(Data records)
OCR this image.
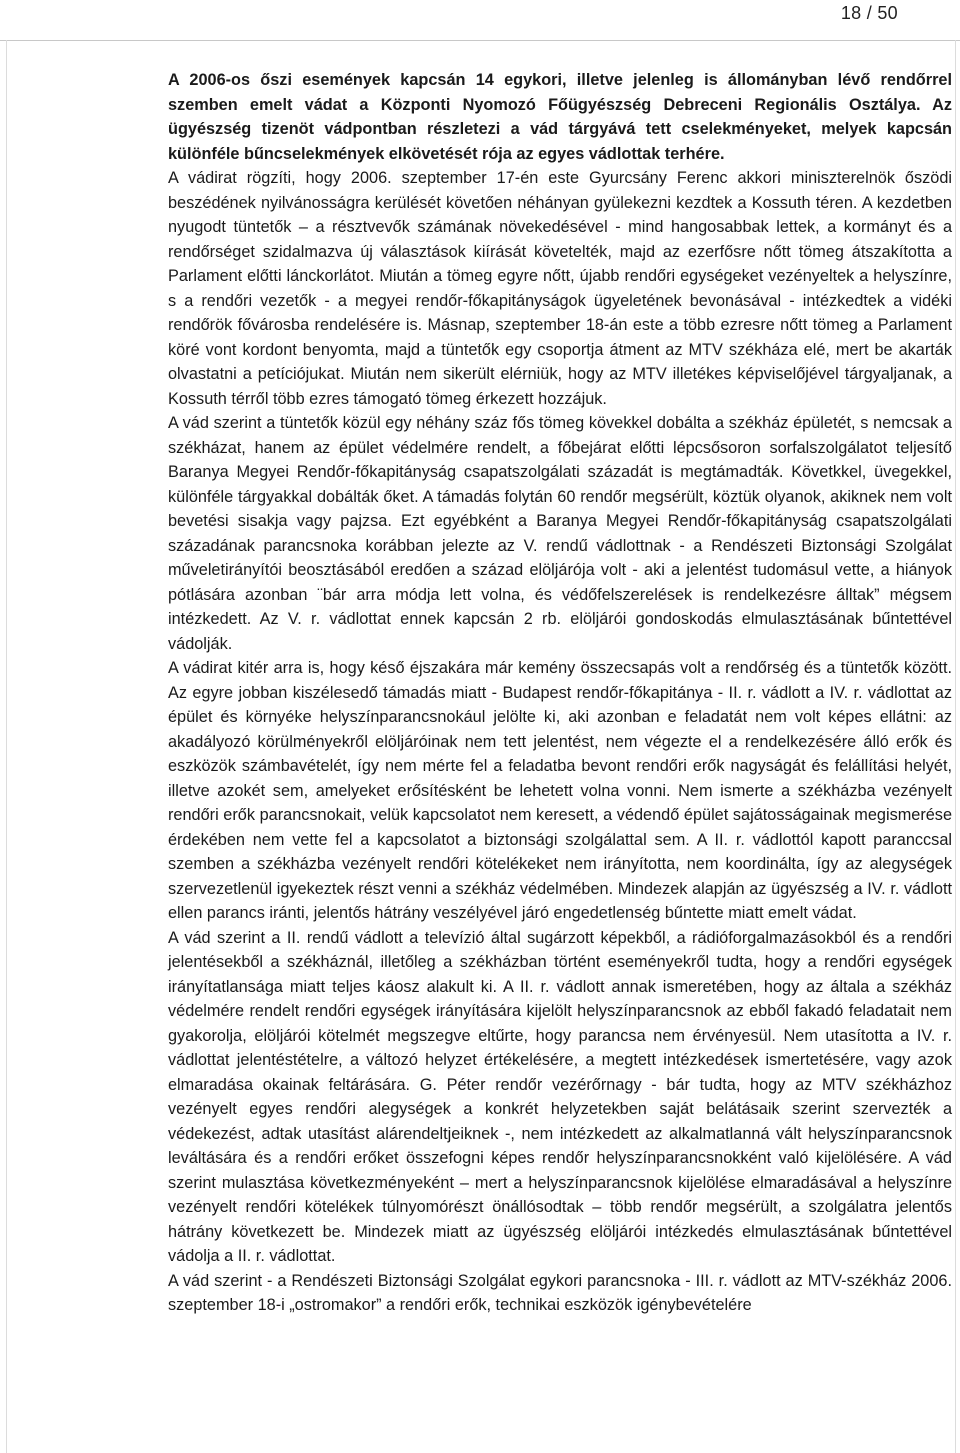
18 / 50

A 2006-os őszi események kapcsán 14 egykori, illetve jelenleg is állományban lévő rendőrrel szemben emelt vádat a Központi Nyomozó Főügyészség Debreceni Regionális Osztálya. Az ügyészség tizenöt vádpontban részletezi a vád tárgyává tett cselekményeket, melyek kapcsán különféle bűncselekmények elkövetését rója az egyes vádlottak terhére.

A vádirat rögzíti, hogy 2006. szeptember 17-én este Gyurcsány Ferenc akkori miniszterelnök őszödi beszédének nyilvánosságra kerülését követően néhányan gyülekezni kezdtek a Kossuth téren. A kezdetben nyugodt tüntetők – a résztvevők számának növekedésével - mind hangosabbak lettek, a kormányt és a rendőrséget szidalmazva új választások kiírását követelték, majd az ezerfősre nőtt tömeg átszakította a Parlament előtti lánckorlátot. Miután a tömeg egyre nőtt, újabb rendőri egységeket vezényeltek a helyszínre, s a rendőri vezetők - a megyei rendőr-főkapitányságok ügyeletének bevonásával - intézkedtek a vidéki rendőrök fővárosba rendelésére is. Másnap, szeptember 18-án este a több ezresre nőtt tömeg a Parlament köré vont kordont benyomta, majd a tüntetők egy csoportja átment az MTV székháza elé, mert be akarták olvastatni a petíciójukat. Miután nem sikerült elérniük, hogy az MTV illetékes képviselőjével tárgyaljanak, a Kossuth térről több ezres támogató tömeg érkezett hozzájuk.

A vád szerint a tüntetők közül egy néhány száz fős tömeg kövekkel dobálta a székház épületét, s nemcsak a székházat, hanem az épület védelmére rendelt, a főbejárat előtti lépcsősoron sorfalszolgálatot teljesítő Baranya Megyei Rendőr-főkapitányság csapatszolgálati századát is megtámadták. Követkkel, üvegekkel, különféle tárgyakkal dobálták őket. A támadás folytán 60 rendőr megsérült, köztük olyanok, akiknek nem volt bevetési sisakja vagy pajzsa. Ezt egyébként a Baranya Megyei Rendőr-főkapitányság csapatszolgálati századának parancsnoka korábban jelezte az V. rendű vádlottnak - a Rendészeti Biztonsági Szolgálat műveletirányítói beosztásából eredően a század elöljárója volt - aki a jelentést tudomásul vette, a hiányok pótlására azonban ¨bár arra módja lett volna, és védőfelszerelések is rendelkezésre álltak” mégsem intézkedett. Az V. r. vádlottat ennek kapcsán 2 rb. elöljárói gondoskodás elmulasztásának bűntettével vádolják.

A vádirat kitér arra is, hogy késő éjszakára már kemény összecsapás volt a rendőrség és a tüntetők között. Az egyre jobban kiszélesedő támadás miatt - Budapest rendőr-főkapitánya - II. r. vádlott a IV. r. vádlottat az épület és környéke helyszínparancsnokául jelölte ki, aki azonban e feladatát nem volt képes ellátni: az akadályozó körülményekről elöljáróinak nem tett jelentést, nem végezte el a rendelkezésére álló erők és eszközök számbavételét, így nem mérte fel a feladatba bevont rendőri erők nagyságát és felállítási helyét, illetve azokét sem, amelyeket erősítésként be lehetett volna vonni. Nem ismerte a székházba vezényelt rendőri erők parancsnokait, velük kapcsolatot nem keresett, a védendő épület sajátosságainak megismerése érdekében nem vette fel a kapcsolatot a biztonsági szolgálattal sem. A II. r. vádlottól kapott paranccsal szemben a székházba vezényelt rendőri kötelékeket nem irányította, nem koordinálta, így az alegységek szervezetlenül igyekeztek részt venni a székház védelmében. Mindezek alapján az ügyészség a IV. r. vádlott ellen parancs iránti, jelentős hátrány veszélyével járó engedetlenség bűntette miatt emelt vádat.

A vád szerint a II. rendű vádlott a televízió által sugárzott képekből, a rádióforgalmazásokból és a rendőri jelentésekből a székháznál, illetőleg a székházban történt eseményekről tudta, hogy a rendőri egységek irányítatlansága miatt teljes káosz alakult ki. A II. r. vádlott annak ismeretében, hogy az általa a székház védelmére rendelt rendőri egységek irányítására kijelölt helyszínparancsnok az ebből fakadó feladatait nem gyakorolja, elöljárói kötelmét megszegve eltűrte, hogy parancsa nem érvényesül. Nem utasította a IV. r. vádlottat jelentéstételre, a változó helyzet értékelésére, a megtett intézkedések ismertetésére, vagy azok elmaradása okainak feltárására. G. Péter rendőr vezérőrnagy - bár tudta, hogy az MTV székházhoz vezényelt egyes rendőri alegységek a konkrét helyzetekben saját belátásaik szerint szervezték a védekezést, adtak utasítást alárendeltjeiknek -, nem intézkedett az alkalmatlanná vált helyszínparancsnok leváltására és a rendőri erőket összefogni képes rendőr helyszínparancsnokként való kijelölésére. A vád szerint mulasztása következményeként – mert a helyszínparancsnok kijelölése elmaradásával a helyszínre vezényelt rendőri kötelékek túlnyomórészt önállósodtak – több rendőr megsérült, a szolgálatra jelentős hátrány következett be. Mindezek miatt az ügyészség elöljárói intézkedés elmulasztásának bűntettével vádolja a II. r. vádlottat.

A vád szerint - a Rendészeti Biztonsági Szolgálat egykori parancsnoka - III. r. vádlott az MTV-székház 2006. szeptember 18-i „ostromakor” a rendőri erők, technikai eszközök igénybevételére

Exercise
List all lines in the material containing the string "egykori".

Response
A 2006-os őszi események kapcsán 14 egykori, illetve jelenleg is állományban lévő rendőrrel szemben emelt vádat a Központi Nyomozó Főügyészség Debreceni Regionális Osztálya. Az ügyészség tizenöt vádpontban részletezi a vád tárgyává tett cselekményeket, melyek kapcsán különféle bűncselekmények elkövetését rója az egyes vádlottak terhére.
A vád szerint - a Rendészeti Biztonsági Szolgálat egykori parancsnoka - III. r. vádlott az MTV-székház 2006. szeptember 18-i „ostromakor” a rendőri erők, technikai eszközök igénybevételére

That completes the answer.